### AIM OF THE TASK
Extract the data exactly, missing nothing.

### Stored data
▼

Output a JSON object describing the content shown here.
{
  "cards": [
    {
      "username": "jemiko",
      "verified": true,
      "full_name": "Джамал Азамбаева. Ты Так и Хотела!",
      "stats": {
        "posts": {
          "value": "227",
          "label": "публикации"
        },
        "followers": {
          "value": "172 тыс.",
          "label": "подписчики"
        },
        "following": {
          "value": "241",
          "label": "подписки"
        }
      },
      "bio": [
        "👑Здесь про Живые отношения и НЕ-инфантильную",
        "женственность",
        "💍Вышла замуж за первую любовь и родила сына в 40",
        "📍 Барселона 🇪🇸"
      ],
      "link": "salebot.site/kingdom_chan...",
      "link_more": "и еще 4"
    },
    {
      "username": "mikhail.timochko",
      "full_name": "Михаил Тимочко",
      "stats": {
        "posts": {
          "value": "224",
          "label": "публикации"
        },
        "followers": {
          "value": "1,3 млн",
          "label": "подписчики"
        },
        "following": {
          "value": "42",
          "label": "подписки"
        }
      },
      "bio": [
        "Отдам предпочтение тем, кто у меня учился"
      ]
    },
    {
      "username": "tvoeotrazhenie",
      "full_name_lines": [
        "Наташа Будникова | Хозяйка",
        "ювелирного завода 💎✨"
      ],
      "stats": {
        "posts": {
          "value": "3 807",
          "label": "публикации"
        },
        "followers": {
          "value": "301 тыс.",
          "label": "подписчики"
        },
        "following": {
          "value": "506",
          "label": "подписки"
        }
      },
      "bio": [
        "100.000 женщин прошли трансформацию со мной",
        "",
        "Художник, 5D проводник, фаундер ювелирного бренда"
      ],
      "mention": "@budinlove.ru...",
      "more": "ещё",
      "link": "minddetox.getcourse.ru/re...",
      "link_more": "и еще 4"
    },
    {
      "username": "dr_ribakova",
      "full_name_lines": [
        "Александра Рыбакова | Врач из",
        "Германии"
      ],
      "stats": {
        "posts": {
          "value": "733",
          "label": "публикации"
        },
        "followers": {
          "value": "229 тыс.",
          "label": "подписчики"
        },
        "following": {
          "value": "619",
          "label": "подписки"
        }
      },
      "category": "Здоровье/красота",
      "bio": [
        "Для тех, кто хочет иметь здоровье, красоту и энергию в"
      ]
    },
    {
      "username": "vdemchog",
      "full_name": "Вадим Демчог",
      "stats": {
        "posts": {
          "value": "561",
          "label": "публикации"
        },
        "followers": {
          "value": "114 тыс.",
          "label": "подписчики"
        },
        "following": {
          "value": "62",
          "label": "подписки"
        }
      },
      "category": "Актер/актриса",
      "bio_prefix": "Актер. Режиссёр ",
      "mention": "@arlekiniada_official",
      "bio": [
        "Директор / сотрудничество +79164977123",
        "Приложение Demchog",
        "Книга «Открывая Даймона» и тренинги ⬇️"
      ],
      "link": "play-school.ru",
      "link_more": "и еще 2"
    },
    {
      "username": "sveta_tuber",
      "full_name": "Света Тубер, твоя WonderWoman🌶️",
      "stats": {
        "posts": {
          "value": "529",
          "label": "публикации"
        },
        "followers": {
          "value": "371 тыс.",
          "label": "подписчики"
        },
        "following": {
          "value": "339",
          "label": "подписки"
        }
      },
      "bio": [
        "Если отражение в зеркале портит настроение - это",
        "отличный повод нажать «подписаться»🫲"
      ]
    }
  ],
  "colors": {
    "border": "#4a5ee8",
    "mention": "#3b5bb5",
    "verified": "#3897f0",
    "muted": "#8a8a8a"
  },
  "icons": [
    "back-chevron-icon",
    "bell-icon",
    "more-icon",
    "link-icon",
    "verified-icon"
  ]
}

▲

### WORKED ANSWER
Output a JSON object describing the content shown here.
{
  "cards": [
    {
      "username": "jemiko",
      "verified": true,
      "full_name": "Джамал Азамбаева. Ты Так и Хотела!",
      "stats": {
        "posts": {
          "value": "227",
          "label": "публикации"
        },
        "followers": {
          "value": "172 тыс.",
          "label": "подписчики"
        },
        "following": {
          "value": "241",
          "label": "подписки"
        }
      },
      "bio": [
        "👑Здесь про Живые отношения и НЕ-инфантильную",
        "женственность",
        "💍Вышла замуж за первую любовь и родила сына в 40",
        "📍 Барселона 🇪🇸"
      ],
      "link": "salebot.site/kingdom_chan...",
      "link_more": "и еще 4"
    },
    {
      "username": "mikhail.timochko",
      "full_name": "Михаил Тимочко",
      "stats": {
        "posts": {
          "value": "224",
          "label": "публикации"
        },
        "followers": {
          "value": "1,3 млн",
          "label": "подписчики"
        },
        "following": {
          "value": "42",
          "label": "подписки"
        }
      },
      "bio": [
        "Отдам предпочтение тем, кто у меня учился"
      ]
    },
    {
      "username": "tvoeotrazhenie",
      "full_name_lines": [
        "Наташа Будникова | Хозяйка",
        "ювелирного завода 💎✨"
      ],
      "stats": {
        "posts": {
          "value": "3 807",
          "label": "публикации"
        },
        "followers": {
          "value": "301 тыс.",
          "label": "подписчики"
        },
        "following": {
          "value": "506",
          "label": "подписки"
        }
      },
      "bio": [
        "100.000 женщин прошли трансформацию со мной",
        "",
        "Художник, 5D проводник, фаундер ювелирного бренда"
      ],
      "mention": "@budinlove.ru...",
      "more": "ещё",
      "link": "minddetox.getcourse.ru/re...",
      "link_more": "и еще 4"
    },
    {
      "username": "dr_ribakova",
      "full_name_lines": [
        "Александра Рыбакова | Врач из",
        "Германии"
      ],
      "stats": {
        "posts": {
          "value": "733",
          "label": "публикации"
        },
        "followers": {
          "value": "229 тыс.",
          "label": "подписчики"
        },
        "following": {
          "value": "619",
          "label": "подписки"
        }
      },
      "category": "Здоровье/красота",
      "bio": [
        "Для тех, кто хочет иметь здоровье, красоту и энергию в"
      ]
    },
    {
      "username": "vdemchog",
      "full_name": "Вадим Демчог",
      "stats": {
        "posts": {
          "value": "561",
          "label": "публикации"
        },
        "followers": {
          "value": "114 тыс.",
          "label": "подписчики"
        },
        "following": {
          "value": "62",
          "label": "подписки"
        }
      },
      "category": "Актер/актриса",
      "bio_prefix": "Актер. Режиссёр ",
      "mention": "@arlekiniada_official",
      "bio": [
        "Директор / сотрудничество +79164977123",
        "Приложение Demchog",
        "Книга «Открывая Даймона» и тренинги ⬇️"
      ],
      "link": "play-school.ru",
      "link_more": "и еще 2"
    },
    {
      "username": "sveta_tuber",
      "full_name": "Света Тубер, твоя WonderWoman🌶️",
      "stats": {
        "posts": {
          "value": "529",
          "label": "публикации"
        },
        "followers": {
          "value": "371 тыс.",
          "label": "подписчики"
        },
        "following": {
          "value": "339",
          "label": "подписки"
        }
      },
      "bio": [
        "Если отражение в зеркале портит настроение - это",
        "отличный повод нажать «подписаться»🫲"
      ]
    }
  ],
  "colors": {
    "border": "#4a5ee8",
    "mention": "#3b5bb5",
    "verified": "#3897f0",
    "muted": "#8a8a8a"
  },
  "icons": [
    "back-chevron-icon",
    "bell-icon",
    "more-icon",
    "link-icon",
    "verified-icon"
  ]
}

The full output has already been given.